What follows is a block of records; restate each one word for word.
______
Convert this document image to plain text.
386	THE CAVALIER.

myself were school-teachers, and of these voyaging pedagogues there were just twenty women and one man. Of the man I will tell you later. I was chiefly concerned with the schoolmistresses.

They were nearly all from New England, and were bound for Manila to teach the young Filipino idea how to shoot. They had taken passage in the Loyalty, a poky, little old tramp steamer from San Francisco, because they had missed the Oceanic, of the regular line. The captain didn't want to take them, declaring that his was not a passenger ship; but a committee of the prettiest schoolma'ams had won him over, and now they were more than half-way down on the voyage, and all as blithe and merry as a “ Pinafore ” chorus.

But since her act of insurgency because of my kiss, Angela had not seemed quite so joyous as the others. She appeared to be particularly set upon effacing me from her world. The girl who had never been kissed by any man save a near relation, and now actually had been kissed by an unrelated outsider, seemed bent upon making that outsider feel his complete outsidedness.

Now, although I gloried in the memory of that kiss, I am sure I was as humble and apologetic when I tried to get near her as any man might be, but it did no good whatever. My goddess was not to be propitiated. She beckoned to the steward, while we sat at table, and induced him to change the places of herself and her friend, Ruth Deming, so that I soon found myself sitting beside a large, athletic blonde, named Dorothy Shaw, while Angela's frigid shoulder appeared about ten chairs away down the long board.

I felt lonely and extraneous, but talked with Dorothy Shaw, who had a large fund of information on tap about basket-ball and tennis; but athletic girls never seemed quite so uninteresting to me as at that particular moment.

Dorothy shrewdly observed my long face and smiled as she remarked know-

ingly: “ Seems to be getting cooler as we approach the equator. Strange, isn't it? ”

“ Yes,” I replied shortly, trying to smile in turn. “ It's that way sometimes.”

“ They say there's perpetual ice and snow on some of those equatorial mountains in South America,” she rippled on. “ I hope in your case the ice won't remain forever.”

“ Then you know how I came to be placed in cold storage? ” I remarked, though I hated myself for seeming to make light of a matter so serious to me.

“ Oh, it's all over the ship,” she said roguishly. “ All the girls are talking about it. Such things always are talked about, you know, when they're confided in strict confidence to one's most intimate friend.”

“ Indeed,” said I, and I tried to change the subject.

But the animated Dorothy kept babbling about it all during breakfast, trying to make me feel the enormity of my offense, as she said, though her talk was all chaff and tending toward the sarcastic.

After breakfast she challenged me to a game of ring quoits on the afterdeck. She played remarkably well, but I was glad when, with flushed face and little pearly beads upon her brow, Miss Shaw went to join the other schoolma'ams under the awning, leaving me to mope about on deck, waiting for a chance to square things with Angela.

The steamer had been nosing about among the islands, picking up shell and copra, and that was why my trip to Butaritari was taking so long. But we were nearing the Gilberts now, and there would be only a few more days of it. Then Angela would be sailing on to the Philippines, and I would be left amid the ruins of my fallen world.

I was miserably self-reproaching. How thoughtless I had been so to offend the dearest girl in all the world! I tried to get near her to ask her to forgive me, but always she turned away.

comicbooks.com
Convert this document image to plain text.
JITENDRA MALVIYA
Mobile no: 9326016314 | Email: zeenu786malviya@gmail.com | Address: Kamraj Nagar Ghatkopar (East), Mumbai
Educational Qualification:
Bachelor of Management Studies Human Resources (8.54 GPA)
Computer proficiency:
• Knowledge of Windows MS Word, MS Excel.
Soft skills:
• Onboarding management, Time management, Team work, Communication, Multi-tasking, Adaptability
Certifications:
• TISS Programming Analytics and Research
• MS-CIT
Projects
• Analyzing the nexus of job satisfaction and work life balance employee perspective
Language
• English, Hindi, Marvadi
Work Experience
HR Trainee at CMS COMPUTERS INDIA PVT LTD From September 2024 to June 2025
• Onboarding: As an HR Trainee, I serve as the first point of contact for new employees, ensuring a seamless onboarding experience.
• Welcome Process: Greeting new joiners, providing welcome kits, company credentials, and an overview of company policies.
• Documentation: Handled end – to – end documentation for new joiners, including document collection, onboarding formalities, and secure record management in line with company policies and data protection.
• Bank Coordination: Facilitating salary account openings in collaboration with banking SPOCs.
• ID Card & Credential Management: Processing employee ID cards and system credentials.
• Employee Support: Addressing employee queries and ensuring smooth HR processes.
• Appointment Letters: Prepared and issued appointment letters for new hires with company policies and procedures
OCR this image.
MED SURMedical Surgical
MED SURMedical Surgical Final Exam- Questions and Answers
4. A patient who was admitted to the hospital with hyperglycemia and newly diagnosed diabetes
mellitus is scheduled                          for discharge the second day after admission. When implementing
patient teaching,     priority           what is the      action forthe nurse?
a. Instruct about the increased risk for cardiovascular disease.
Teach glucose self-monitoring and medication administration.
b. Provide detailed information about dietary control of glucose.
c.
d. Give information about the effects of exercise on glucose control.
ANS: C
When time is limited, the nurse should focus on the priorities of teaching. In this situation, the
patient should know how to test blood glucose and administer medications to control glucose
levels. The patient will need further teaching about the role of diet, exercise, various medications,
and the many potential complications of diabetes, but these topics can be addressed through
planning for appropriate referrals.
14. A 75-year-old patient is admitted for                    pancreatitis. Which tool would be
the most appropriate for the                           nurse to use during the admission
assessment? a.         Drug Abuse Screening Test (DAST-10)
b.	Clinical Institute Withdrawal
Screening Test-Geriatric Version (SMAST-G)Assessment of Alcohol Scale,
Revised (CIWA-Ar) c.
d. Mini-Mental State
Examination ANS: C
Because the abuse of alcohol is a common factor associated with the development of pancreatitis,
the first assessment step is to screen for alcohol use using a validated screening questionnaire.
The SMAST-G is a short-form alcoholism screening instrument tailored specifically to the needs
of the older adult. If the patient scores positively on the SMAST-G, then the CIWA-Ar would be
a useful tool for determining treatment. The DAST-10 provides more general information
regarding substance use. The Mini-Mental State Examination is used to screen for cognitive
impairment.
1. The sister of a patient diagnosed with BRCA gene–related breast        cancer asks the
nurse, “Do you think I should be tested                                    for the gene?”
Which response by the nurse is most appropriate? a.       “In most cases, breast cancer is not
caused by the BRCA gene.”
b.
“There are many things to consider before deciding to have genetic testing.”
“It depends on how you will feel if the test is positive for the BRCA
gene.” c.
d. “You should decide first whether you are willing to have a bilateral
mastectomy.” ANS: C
______
→ Answer below:
Convert this document image to plain text.
386	THE CAVALIER.

myself were school-teachers, and of these voyaging pedagogues there were just twenty women and one man. Of the man I will tell you later. I was chiefly concerned with the schoolmistresses.

They were nearly all from New England, and were bound for Manila to teach the young Filipino idea how to shoot. They had taken passage in the Loyalty, a poky, little old tramp steamer from San Francisco, because they had missed the Oceanic, of the regular line. The captain didn't want to take them, declaring that his was not a passenger ship; but a committee of the prettiest schoolma'ams had won him over, and now they were more than half-way down on the voyage, and all as blithe and merry as a “ Pinafore ” chorus.

But since her act of insurgency because of my kiss, Angela had not seemed quite so joyous as the others. She appeared to be particularly set upon effacing me from her world. The girl who had never been kissed by any man save a near relation, and now actually had been kissed by an unrelated outsider, seemed bent upon making that outsider feel his complete outsidedness.

Now, although I gloried in the memory of that kiss, I am sure I was as humble and apologetic when I tried to get near her as any man might be, but it did no good whatever. My goddess was not to be propitiated. She beckoned to the steward, while we sat at table, and induced him to change the places of herself and her friend, Ruth Deming, so that I soon found myself sitting beside a large, athletic blonde, named Dorothy Shaw, while Angela's frigid shoulder appeared about ten chairs away down the long board.

I felt lonely and extraneous, but talked with Dorothy Shaw, who had a large fund of information on tap about basket-ball and tennis; but athletic girls never seemed quite so uninteresting to me as at that particular moment.

Dorothy shrewdly observed my long face and smiled as she remarked know-

ingly: “ Seems to be getting cooler as we approach the equator. Strange, isn't it? ”

“ Yes,” I replied shortly, trying to smile in turn. “ It's that way sometimes.”

“ They say there's perpetual ice and snow on some of those equatorial mountains in South America,” she rippled on. “ I hope in your case the ice won't remain forever.”

“ Then you know how I came to be placed in cold storage? ” I remarked, though I hated myself for seeming to make light of a matter so serious to me.

“ Oh, it's all over the ship,” she said roguishly. “ All the girls are talking about it. Such things always are talked about, you know, when they're confided in strict confidence to one's most intimate friend.”

“ Indeed,” said I, and I tried to change the subject.

But the animated Dorothy kept babbling about it all during breakfast, trying to make me feel the enormity of my offense, as she said, though her talk was all chaff and tending toward the sarcastic.

After breakfast she challenged me to a game of ring quoits on the afterdeck. She played remarkably well, but I was glad when, with flushed face and little pearly beads upon her brow, Miss Shaw went to join the other schoolma'ams under the awning, leaving me to mope about on deck, waiting for a chance to square things with Angela.

The steamer had been nosing about among the islands, picking up shell and copra, and that was why my trip to Butaritari was taking so long. But we were nearing the Gilberts now, and there would be only a few more days of it. Then Angela would be sailing on to the Philippines, and I would be left amid the ruins of my fallen world.

I was miserably self-reproaching. How thoughtless I had been so to offend the dearest girl in all the world! I tried to get near her to ask her to forgive me, but always she turned away.

comicbooks.com
Convert this document image to plain text.
JITENDRA MALVIYA
Mobile no: 9326016314 | Email: zeenu786malviya@gmail.com | Address: Kamraj Nagar Ghatkopar (East), Mumbai
Educational Qualification:
Bachelor of Management Studies Human Resources (8.54 GPA)
Computer proficiency:
• Knowledge of Windows MS Word, MS Excel.
Soft skills:
• Onboarding management, Time management, Team work, Communication, Multi-tasking, Adaptability
Certifications:
• TISS Programming Analytics and Research
• MS-CIT
Projects
• Analyzing the nexus of job satisfaction and work life balance employee perspective
Language
• English, Hindi, Marvadi
Work Experience
HR Trainee at CMS COMPUTERS INDIA PVT LTD From September 2024 to June 2025
• Onboarding: As an HR Trainee, I serve as the first point of contact for new employees, ensuring a seamless onboarding experience.
• Welcome Process: Greeting new joiners, providing welcome kits, company credentials, and an overview of company policies.
• Documentation: Handled end – to – end documentation for new joiners, including document collection, onboarding formalities, and secure record management in line with company policies and data protection.
• Bank Coordination: Facilitating salary account openings in collaboration with banking SPOCs.
• ID Card & Credential Management: Processing employee ID cards and system credentials.
• Employee Support: Addressing employee queries and ensuring smooth HR processes.
• Appointment Letters: Prepared and issued appointment letters for new hires with company policies and procedures
OCR this image.
MED SURMedical Surgical
MED SURMedical Surgical Final Exam- Questions and Answers
4. A patient who was admitted to the hospital with hyperglycemia and newly diagnosed diabetes
mellitus is scheduled                          for discharge the second day after admission. When implementing
patient teaching,     priority           what is the      action forthe nurse?
a. Instruct about the increased risk for cardiovascular disease.
Teach glucose self-monitoring and medication administration.
b. Provide detailed information about dietary control of glucose.
c.
d. Give information about the effects of exercise on glucose control.
ANS: C
When time is limited, the nurse should focus on the priorities of teaching. In this situation, the
patient should know how to test blood glucose and administer medications to control glucose
levels. The patient will need further teaching about the role of diet, exercise, various medications,
and the many potential complications of diabetes, but these topics can be addressed through
planning for appropriate referrals.
14. A 75-year-old patient is admitted for                    pancreatitis. Which tool would be
the most appropriate for the                           nurse to use during the admission
assessment? a.         Drug Abuse Screening Test (DAST-10)
b.	Clinical Institute Withdrawal
Screening Test-Geriatric Version (SMAST-G)Assessment of Alcohol Scale,
Revised (CIWA-Ar) c.
d. Mini-Mental State
Examination ANS: C
Because the abuse of alcohol is a common factor associated with the development of pancreatitis,
the first assessment step is to screen for alcohol use using a validated screening questionnaire.
The SMAST-G is a short-form alcoholism screening instrument tailored specifically to the needs
of the older adult. If the patient scores positively on the SMAST-G, then the CIWA-Ar would be
a useful tool for determining treatment. The DAST-10 provides more general information
regarding substance use. The Mini-Mental State Examination is used to screen for cognitive
impairment.
1. The sister of a patient diagnosed with BRCA gene–related breast        cancer asks the
nurse, “Do you think I should be tested                                    for the gene?”
Which response by the nurse is most appropriate? a.       “In most cases, breast cancer is not
caused by the BRCA gene.”
b.
“There are many things to consider before deciding to have genetic testing.”
“It depends on how you will feel if the test is positive for the BRCA
gene.” c.
d. “You should decide first whether you are willing to have a bilateral
mastectomy.” ANS: C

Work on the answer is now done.